------ Data to use
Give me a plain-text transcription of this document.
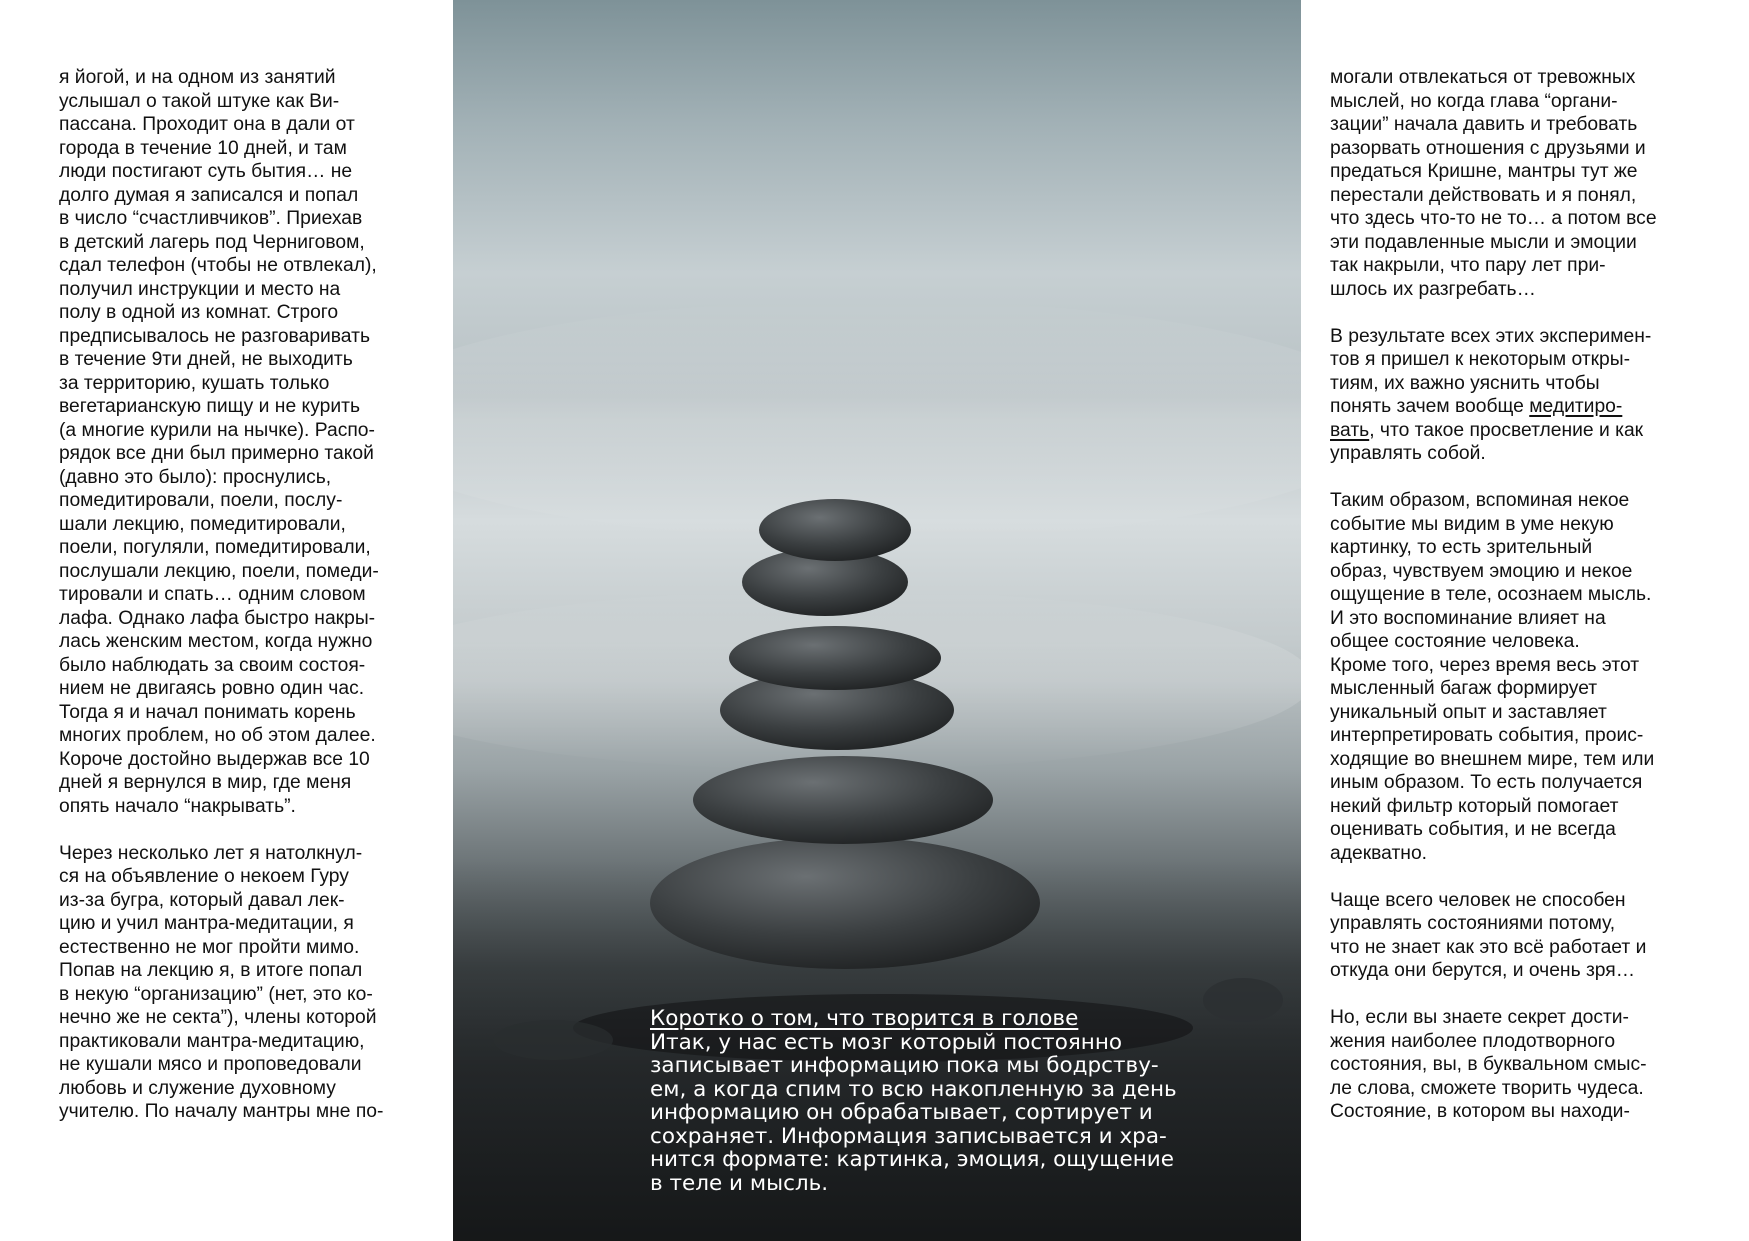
я йогой, и на одном из занятий
услышал о такой штуке как Ви-
пассана. Проходит она в дали от
города в течение 10 дней, и там
люди постигают суть бытия… не
долго думая я записался и попал
в число “счастливчиков”. Приехав
в детский лагерь под Черниговом,
сдал телефон (чтобы не отвлекал),
получил инструкции и место на
полу в одной из комнат. Строго
предписывалось не разговаривать
в течение 9ти дней, не выходить
за территорию, кушать только
вегетарианскую пищу и не курить
(а многие курили на нычке). Распо-
рядок все дни был примерно такой
(давно это было): проснулись,
помедитировали, поели, послу-
шали лекцию, помедитировали,
поели, погуляли, помедитировали,
послушали лекцию, поели, помеди-
тировали и спать… одним словом
лафа. Однако лафа быстро накры-
лась женским местом, когда нужно
было наблюдать за своим состоя-
нием не двигаясь ровно один час.
Тогда я и начал понимать корень
многих проблем, но об этом далее.
Короче достойно выдержав все 10
дней я вернулся в мир, где меня
опять начало “накрывать”.

Через несколько лет я натолкнул-
ся на объявление о некоем Гуру
из-за бугра, который давал лек-
цию и учил мантра-медитации, я
естественно не мог пройти мимо.
Попав на лекцию я, в итоге попал
в некую “организацию” (нет, это ко-
нечно же не секта”), члены которой
практиковали мантра-медитацию,
не кушали мясо и проповедовали
любовь и служение духовному
учителю. По началу мантры мне по-

Коротко о том, что творится в голове
Итак, у нас есть мозг который постоянно
записывает информацию пока мы бодрству-
ем, а когда спим то всю накопленную за день
информацию он обрабатывает, сортирует и
сохраняет. Информация записывается и хра-
нится формате: картинка, эмоция, ощущение
в теле и мысль.

могали отвлекаться от тревожных
мыслей, но когда глава “органи-
зации” начала давить и требовать
разорвать отношения с друзьями и
предаться Кришне, мантры тут же
перестали действовать и я понял,
что здесь что-то не то… а потом все
эти подавленные мысли и эмоции
так накрыли, что пару лет при-
шлось их разгребать…

В результате всех этих эксперимен-
тов я пришел к некоторым откры-
тиям, их важно уяснить чтобы
понять зачем вообще медитиро-
вать, что такое просветление и как
управлять собой.

Таким образом, вспоминая некое
событие мы видим в уме некую
картинку, то есть зрительный
образ, чувствуем эмоцию и некое
ощущение в теле, осознаем мысль.
И это воспоминание влияет на
общее состояние человека.
Кроме того, через время весь этот
мысленный багаж формирует
уникальный опыт и заставляет
интерпретировать события, проис-
ходящие во внешнем мире, тем или
иным образом. То есть получается
некий фильтр который помогает
оценивать события, и не всегда
адекватно.

Чаще всего человек не способен
управлять состояниями потому,
что не знает как это всё работает и
откуда они берутся, и очень зря…

Но, если вы знаете секрет дости-
жения наиболее плодотворного
состояния, вы, в буквальном смыс-
ле слова, сможете творить чудеса.
Состояние, в котором вы находи-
------------
▶ [Task to carry out]: Transcribe all of the records above character for character. Exclude the pictures.

▶ [Result for this exercise]:
Give me a plain-text transcription of this document.
я йогой, и на одном из занятий
услышал о такой штуке как Ви-
пассана. Проходит она в дали от
города в течение 10 дней, и там
люди постигают суть бытия… не
долго думая я записался и попал
в число “счастливчиков”. Приехав
в детский лагерь под Черниговом,
сдал телефон (чтобы не отвлекал),
получил инструкции и место на
полу в одной из комнат. Строго
предписывалось не разговаривать
в течение 9ти дней, не выходить
за территорию, кушать только
вегетарианскую пищу и не курить
(а многие курили на нычке). Распо-
рядок все дни был примерно такой
(давно это было): проснулись,
помедитировали, поели, послу-
шали лекцию, помедитировали,
поели, погуляли, помедитировали,
послушали лекцию, поели, помеди-
тировали и спать… одним словом
лафа. Однако лафа быстро накры-
лась женским местом, когда нужно
было наблюдать за своим состоя-
нием не двигаясь ровно один час.
Тогда я и начал понимать корень
многих проблем, но об этом далее.
Короче достойно выдержав все 10
дней я вернулся в мир, где меня
опять начало “накрывать”.

Через несколько лет я натолкнул-
ся на объявление о некоем Гуру
из-за бугра, который давал лек-
цию и учил мантра-медитации, я
естественно не мог пройти мимо.
Попав на лекцию я, в итоге попал
в некую “организацию” (нет, это ко-
нечно же не секта”), члены которой
практиковали мантра-медитацию,
не кушали мясо и проповедовали
любовь и служение духовному
учителю. По началу мантры мне по-

Коротко о том, что творится в голове
Итак, у нас есть мозг который постоянно
записывает информацию пока мы бодрству-
ем, а когда спим то всю накопленную за день
информацию он обрабатывает, сортирует и
сохраняет. Информация записывается и хра-
нится формате: картинка, эмоция, ощущение
в теле и мысль.

могали отвлекаться от тревожных
мыслей, но когда глава “органи-
зации” начала давить и требовать
разорвать отношения с друзьями и
предаться Кришне, мантры тут же
перестали действовать и я понял,
что здесь что-то не то… а потом все
эти подавленные мысли и эмоции
так накрыли, что пару лет при-
шлось их разгребать…

В результате всех этих эксперимен-
тов я пришел к некоторым откры-
тиям, их важно уяснить чтобы
понять зачем вообще медитиро-
вать, что такое просветление и как
управлять собой.

Таким образом, вспоминая некое
событие мы видим в уме некую
картинку, то есть зрительный
образ, чувствуем эмоцию и некое
ощущение в теле, осознаем мысль.
И это воспоминание влияет на
общее состояние человека.
Кроме того, через время весь этот
мысленный багаж формирует
уникальный опыт и заставляет
интерпретировать события, проис-
ходящие во внешнем мире, тем или
иным образом. То есть получается
некий фильтр который помогает
оценивать события, и не всегда
адекватно.

Чаще всего человек не способен
управлять состояниями потому,
что не знает как это всё работает и
откуда они берутся, и очень зря…

Но, если вы знаете секрет дости-
жения наиболее плодотворного
состояния, вы, в буквальном смыс-
ле слова, сможете творить чудеса.
Состояние, в котором вы находи-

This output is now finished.